» **Exercise brief**: Return each line of the records holding the string "VALID".

» **Data rows**:
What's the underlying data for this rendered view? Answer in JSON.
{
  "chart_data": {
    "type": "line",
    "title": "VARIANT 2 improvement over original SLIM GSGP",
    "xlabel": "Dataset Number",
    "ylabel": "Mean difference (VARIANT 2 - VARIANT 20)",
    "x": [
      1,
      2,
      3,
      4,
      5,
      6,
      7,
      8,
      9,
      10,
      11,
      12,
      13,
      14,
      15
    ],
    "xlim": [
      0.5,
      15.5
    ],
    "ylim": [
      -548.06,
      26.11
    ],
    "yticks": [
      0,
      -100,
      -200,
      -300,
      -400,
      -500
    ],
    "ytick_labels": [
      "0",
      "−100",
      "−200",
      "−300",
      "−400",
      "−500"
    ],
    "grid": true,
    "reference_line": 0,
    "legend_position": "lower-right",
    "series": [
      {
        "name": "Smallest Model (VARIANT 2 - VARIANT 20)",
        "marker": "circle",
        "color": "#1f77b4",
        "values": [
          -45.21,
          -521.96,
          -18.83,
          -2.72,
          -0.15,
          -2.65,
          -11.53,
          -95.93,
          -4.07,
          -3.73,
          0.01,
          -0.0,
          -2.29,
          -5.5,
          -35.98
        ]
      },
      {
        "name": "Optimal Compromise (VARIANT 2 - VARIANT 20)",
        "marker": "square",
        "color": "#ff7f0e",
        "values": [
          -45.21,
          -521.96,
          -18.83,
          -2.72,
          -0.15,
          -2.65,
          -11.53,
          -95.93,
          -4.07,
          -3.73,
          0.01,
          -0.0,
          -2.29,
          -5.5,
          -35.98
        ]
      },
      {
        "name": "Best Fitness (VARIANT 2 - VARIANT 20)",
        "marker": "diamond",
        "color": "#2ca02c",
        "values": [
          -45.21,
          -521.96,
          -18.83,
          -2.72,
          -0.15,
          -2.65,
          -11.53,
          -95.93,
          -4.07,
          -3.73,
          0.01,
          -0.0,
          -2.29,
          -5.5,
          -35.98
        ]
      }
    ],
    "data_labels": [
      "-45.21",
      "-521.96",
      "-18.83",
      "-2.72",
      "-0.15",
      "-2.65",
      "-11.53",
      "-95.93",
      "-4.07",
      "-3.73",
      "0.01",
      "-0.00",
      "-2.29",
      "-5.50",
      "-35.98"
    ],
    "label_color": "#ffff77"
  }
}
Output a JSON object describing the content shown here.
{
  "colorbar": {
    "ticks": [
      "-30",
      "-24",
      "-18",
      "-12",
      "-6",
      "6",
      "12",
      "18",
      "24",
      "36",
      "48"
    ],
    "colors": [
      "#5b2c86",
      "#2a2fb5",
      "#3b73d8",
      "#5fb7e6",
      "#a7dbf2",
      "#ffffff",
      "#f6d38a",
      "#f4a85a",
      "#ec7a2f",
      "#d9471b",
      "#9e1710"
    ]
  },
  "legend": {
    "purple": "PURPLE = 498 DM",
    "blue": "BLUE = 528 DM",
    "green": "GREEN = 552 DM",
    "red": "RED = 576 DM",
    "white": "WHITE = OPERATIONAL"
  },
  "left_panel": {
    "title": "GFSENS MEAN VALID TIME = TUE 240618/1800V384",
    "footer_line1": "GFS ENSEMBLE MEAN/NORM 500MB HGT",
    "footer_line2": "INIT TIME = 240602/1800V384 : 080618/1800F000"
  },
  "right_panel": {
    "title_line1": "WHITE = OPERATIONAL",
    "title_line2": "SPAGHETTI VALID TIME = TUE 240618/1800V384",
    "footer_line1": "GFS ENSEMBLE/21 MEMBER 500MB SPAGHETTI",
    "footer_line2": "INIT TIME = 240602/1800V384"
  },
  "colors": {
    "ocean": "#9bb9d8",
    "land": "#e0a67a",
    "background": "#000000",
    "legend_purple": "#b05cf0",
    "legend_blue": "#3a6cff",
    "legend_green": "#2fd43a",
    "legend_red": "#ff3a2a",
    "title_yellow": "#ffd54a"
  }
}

» **Completed task**:
    "title": "GFSENS MEAN VALID TIME = TUE 240618/1800V384",
    "title_line2": "SPAGHETTI VALID TIME = TUE 240618/1800V384",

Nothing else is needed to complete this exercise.